Task brief
Output the data exactly, with every line intact.

Collected data entries:
----
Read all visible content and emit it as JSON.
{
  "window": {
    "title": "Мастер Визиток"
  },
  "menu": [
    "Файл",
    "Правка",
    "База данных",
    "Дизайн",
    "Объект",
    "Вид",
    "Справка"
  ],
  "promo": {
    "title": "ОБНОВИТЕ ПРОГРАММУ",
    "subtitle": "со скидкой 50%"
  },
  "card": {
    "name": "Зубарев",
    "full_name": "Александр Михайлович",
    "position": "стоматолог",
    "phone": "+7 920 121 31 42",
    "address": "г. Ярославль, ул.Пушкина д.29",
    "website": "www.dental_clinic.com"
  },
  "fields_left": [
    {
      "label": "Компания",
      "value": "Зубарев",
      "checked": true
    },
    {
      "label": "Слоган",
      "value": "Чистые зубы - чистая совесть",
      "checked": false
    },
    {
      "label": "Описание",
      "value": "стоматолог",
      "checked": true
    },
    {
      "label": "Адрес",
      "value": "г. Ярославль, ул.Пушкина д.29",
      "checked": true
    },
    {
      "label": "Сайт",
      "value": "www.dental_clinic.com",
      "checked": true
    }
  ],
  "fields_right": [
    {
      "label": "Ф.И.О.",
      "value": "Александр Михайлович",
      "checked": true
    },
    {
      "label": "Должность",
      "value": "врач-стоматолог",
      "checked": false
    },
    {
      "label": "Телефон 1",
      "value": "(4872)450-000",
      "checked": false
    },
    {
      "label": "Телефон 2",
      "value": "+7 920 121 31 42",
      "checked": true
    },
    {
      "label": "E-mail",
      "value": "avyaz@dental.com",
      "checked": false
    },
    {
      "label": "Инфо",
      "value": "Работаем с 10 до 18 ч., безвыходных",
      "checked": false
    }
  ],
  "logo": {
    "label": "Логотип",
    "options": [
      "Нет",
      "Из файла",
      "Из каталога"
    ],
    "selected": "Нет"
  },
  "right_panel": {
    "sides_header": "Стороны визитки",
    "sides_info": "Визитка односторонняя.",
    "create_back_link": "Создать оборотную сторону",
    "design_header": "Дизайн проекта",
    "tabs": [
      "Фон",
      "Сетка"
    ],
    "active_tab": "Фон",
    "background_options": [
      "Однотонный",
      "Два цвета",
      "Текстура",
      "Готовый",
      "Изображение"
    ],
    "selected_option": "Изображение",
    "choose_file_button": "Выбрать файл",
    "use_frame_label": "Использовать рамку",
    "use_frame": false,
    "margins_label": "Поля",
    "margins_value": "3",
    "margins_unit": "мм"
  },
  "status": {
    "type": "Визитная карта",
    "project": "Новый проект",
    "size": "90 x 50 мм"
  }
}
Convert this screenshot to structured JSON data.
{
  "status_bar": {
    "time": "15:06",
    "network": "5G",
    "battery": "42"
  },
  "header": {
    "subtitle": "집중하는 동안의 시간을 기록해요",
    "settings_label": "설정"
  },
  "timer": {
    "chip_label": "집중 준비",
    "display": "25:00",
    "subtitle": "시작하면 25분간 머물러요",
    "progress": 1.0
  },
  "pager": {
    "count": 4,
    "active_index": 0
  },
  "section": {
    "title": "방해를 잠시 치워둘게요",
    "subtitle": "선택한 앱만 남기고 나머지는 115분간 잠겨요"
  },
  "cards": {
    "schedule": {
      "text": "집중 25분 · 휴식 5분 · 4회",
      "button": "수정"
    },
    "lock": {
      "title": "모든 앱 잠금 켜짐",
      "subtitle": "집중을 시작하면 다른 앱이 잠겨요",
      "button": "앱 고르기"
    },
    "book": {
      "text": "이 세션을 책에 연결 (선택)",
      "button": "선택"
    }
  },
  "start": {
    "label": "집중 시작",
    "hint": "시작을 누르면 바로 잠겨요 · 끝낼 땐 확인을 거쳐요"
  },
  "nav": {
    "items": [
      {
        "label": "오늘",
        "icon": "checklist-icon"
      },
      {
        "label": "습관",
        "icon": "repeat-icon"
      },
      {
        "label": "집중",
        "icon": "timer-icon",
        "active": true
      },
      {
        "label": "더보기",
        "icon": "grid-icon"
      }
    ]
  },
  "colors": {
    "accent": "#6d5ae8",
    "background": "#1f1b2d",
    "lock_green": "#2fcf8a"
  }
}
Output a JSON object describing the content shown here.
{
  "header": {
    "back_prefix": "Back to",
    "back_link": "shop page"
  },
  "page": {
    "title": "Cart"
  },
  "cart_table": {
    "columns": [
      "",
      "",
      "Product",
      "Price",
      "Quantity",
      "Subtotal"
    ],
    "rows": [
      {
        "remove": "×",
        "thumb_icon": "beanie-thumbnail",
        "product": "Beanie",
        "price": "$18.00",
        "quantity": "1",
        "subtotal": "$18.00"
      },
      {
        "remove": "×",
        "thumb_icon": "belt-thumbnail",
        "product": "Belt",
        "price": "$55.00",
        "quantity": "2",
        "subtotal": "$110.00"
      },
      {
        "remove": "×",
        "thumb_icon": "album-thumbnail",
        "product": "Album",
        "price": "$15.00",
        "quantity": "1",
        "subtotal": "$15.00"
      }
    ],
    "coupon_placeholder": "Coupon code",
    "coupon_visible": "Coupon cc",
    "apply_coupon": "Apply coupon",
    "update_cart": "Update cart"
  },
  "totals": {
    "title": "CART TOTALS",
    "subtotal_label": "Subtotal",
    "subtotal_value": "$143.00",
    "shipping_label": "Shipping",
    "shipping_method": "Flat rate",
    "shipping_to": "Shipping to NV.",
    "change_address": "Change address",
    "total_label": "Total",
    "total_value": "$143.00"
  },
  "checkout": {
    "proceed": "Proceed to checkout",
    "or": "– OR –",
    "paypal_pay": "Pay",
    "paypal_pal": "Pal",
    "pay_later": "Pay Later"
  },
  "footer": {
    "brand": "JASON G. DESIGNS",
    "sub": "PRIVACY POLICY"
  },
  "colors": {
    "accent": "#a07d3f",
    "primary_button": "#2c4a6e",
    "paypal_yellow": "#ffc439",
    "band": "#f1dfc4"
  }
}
----
The result
Read all visible content and emit it as JSON.
{
  "window": {
    "title": "Мастер Визиток"
  },
  "menu": [
    "Файл",
    "Правка",
    "База данных",
    "Дизайн",
    "Объект",
    "Вид",
    "Справка"
  ],
  "promo": {
    "title": "ОБНОВИТЕ ПРОГРАММУ",
    "subtitle": "со скидкой 50%"
  },
  "card": {
    "name": "Зубарев",
    "full_name": "Александр Михайлович",
    "position": "стоматолог",
    "phone": "+7 920 121 31 42",
    "address": "г. Ярославль, ул.Пушкина д.29",
    "website": "www.dental_clinic.com"
  },
  "fields_left": [
    {
      "label": "Компания",
      "value": "Зубарев",
      "checked": true
    },
    {
      "label": "Слоган",
      "value": "Чистые зубы - чистая совесть",
      "checked": false
    },
    {
      "label": "Описание",
      "value": "стоматолог",
      "checked": true
    },
    {
      "label": "Адрес",
      "value": "г. Ярославль, ул.Пушкина д.29",
      "checked": true
    },
    {
      "label": "Сайт",
      "value": "www.dental_clinic.com",
      "checked": true
    }
  ],
  "fields_right": [
    {
      "label": "Ф.И.О.",
      "value": "Александр Михайлович",
      "checked": true
    },
    {
      "label": "Должность",
      "value": "врач-стоматолог",
      "checked": false
    },
    {
      "label": "Телефон 1",
      "value": "(4872)450-000",
      "checked": false
    },
    {
      "label": "Телефон 2",
      "value": "+7 920 121 31 42",
      "checked": true
    },
    {
      "label": "E-mail",
      "value": "avyaz@dental.com",
      "checked": false
    },
    {
      "label": "Инфо",
      "value": "Работаем с 10 до 18 ч., безвыходных",
      "checked": false
    }
  ],
  "logo": {
    "label": "Логотип",
    "options": [
      "Нет",
      "Из файла",
      "Из каталога"
    ],
    "selected": "Нет"
  },
  "right_panel": {
    "sides_header": "Стороны визитки",
    "sides_info": "Визитка односторонняя.",
    "create_back_link": "Создать оборотную сторону",
    "design_header": "Дизайн проекта",
    "tabs": [
      "Фон",
      "Сетка"
    ],
    "active_tab": "Фон",
    "background_options": [
      "Однотонный",
      "Два цвета",
      "Текстура",
      "Готовый",
      "Изображение"
    ],
    "selected_option": "Изображение",
    "choose_file_button": "Выбрать файл",
    "use_frame_label": "Использовать рамку",
    "use_frame": false,
    "margins_label": "Поля",
    "margins_value": "3",
    "margins_unit": "мм"
  },
  "status": {
    "type": "Визитная карта",
    "project": "Новый проект",
    "size": "90 x 50 мм"
  }
}
Convert this screenshot to structured JSON data.
{
  "status_bar": {
    "time": "15:06",
    "network": "5G",
    "battery": "42"
  },
  "header": {
    "subtitle": "집중하는 동안의 시간을 기록해요",
    "settings_label": "설정"
  },
  "timer": {
    "chip_label": "집중 준비",
    "display": "25:00",
    "subtitle": "시작하면 25분간 머물러요",
    "progress": 1.0
  },
  "pager": {
    "count": 4,
    "active_index": 0
  },
  "section": {
    "title": "방해를 잠시 치워둘게요",
    "subtitle": "선택한 앱만 남기고 나머지는 115분간 잠겨요"
  },
  "cards": {
    "schedule": {
      "text": "집중 25분 · 휴식 5분 · 4회",
      "button": "수정"
    },
    "lock": {
      "title": "모든 앱 잠금 켜짐",
      "subtitle": "집중을 시작하면 다른 앱이 잠겨요",
      "button": "앱 고르기"
    },
    "book": {
      "text": "이 세션을 책에 연결 (선택)",
      "button": "선택"
    }
  },
  "start": {
    "label": "집중 시작",
    "hint": "시작을 누르면 바로 잠겨요 · 끝낼 땐 확인을 거쳐요"
  },
  "nav": {
    "items": [
      {
        "label": "오늘",
        "icon": "checklist-icon"
      },
      {
        "label": "습관",
        "icon": "repeat-icon"
      },
      {
        "label": "집중",
        "icon": "timer-icon",
        "active": true
      },
      {
        "label": "더보기",
        "icon": "grid-icon"
      }
    ]
  },
  "colors": {
    "accent": "#6d5ae8",
    "background": "#1f1b2d",
    "lock_green": "#2fcf8a"
  }
}
Output a JSON object describing the content shown here.
{
  "header": {
    "back_prefix": "Back to",
    "back_link": "shop page"
  },
  "page": {
    "title": "Cart"
  },
  "cart_table": {
    "columns": [
      "",
      "",
      "Product",
      "Price",
      "Quantity",
      "Subtotal"
    ],
    "rows": [
      {
        "remove": "×",
        "thumb_icon": "beanie-thumbnail",
        "product": "Beanie",
        "price": "$18.00",
        "quantity": "1",
        "subtotal": "$18.00"
      },
      {
        "remove": "×",
        "thumb_icon": "belt-thumbnail",
        "product": "Belt",
        "price": "$55.00",
        "quantity": "2",
        "subtotal": "$110.00"
      },
      {
        "remove": "×",
        "thumb_icon": "album-thumbnail",
        "product": "Album",
        "price": "$15.00",
        "quantity": "1",
        "subtotal": "$15.00"
      }
    ],
    "coupon_placeholder": "Coupon code",
    "coupon_visible": "Coupon cc",
    "apply_coupon": "Apply coupon",
    "update_cart": "Update cart"
  },
  "totals": {
    "title": "CART TOTALS",
    "subtotal_label": "Subtotal",
    "subtotal_value": "$143.00",
    "shipping_label": "Shipping",
    "shipping_method": "Flat rate",
    "shipping_to": "Shipping to NV.",
    "change_address": "Change address",
    "total_label": "Total",
    "total_value": "$143.00"
  },
  "checkout": {
    "proceed": "Proceed to checkout",
    "or": "– OR –",
    "paypal_pay": "Pay",
    "paypal_pal": "Pal",
    "pay_later": "Pay Later"
  },
  "footer": {
    "brand": "JASON G. DESIGNS",
    "sub": "PRIVACY POLICY"
  },
  "colors": {
    "accent": "#a07d3f",
    "primary_button": "#2c4a6e",
    "paypal_yellow": "#ffc439",
    "band": "#f1dfc4"
  }
}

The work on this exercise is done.